[START]
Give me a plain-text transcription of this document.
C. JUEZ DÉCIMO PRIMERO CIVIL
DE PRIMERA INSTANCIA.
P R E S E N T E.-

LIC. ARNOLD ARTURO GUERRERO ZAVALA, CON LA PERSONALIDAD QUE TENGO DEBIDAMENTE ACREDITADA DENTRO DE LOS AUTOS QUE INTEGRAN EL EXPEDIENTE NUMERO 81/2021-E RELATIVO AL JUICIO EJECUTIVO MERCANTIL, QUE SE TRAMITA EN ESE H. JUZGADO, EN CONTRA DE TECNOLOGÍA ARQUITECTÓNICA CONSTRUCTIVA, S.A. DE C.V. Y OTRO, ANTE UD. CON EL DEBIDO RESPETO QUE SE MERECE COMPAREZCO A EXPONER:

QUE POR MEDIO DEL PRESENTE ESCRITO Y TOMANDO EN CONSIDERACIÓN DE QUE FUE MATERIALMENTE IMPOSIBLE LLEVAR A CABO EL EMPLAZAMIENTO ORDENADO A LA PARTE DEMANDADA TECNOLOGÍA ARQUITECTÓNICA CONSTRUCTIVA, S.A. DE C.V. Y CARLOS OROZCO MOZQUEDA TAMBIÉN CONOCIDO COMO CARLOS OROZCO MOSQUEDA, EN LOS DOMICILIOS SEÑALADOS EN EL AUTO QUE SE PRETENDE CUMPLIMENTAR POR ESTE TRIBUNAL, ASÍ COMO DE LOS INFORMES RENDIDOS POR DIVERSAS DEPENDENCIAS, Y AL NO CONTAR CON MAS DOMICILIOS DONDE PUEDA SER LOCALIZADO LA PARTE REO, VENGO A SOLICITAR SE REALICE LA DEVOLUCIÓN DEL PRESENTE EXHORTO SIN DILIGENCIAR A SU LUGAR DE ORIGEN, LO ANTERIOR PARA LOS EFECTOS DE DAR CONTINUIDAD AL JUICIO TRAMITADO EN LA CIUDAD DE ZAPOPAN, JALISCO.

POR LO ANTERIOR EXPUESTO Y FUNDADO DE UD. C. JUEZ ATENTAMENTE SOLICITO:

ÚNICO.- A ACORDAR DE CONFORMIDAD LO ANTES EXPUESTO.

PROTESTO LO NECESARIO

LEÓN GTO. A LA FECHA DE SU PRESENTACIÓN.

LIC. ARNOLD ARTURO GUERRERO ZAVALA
[END]
▸ **Aim of the task**: Which lines contain "EXPUESTO"? Copy each of them.

▸ **Answer in full**:
POR LO ANTERIOR EXPUESTO Y FUNDADO DE UD. C. JUEZ ATENTAMENTE SOLICITO:
ÚNICO.- A ACORDAR DE CONFORMIDAD LO ANTES EXPUESTO.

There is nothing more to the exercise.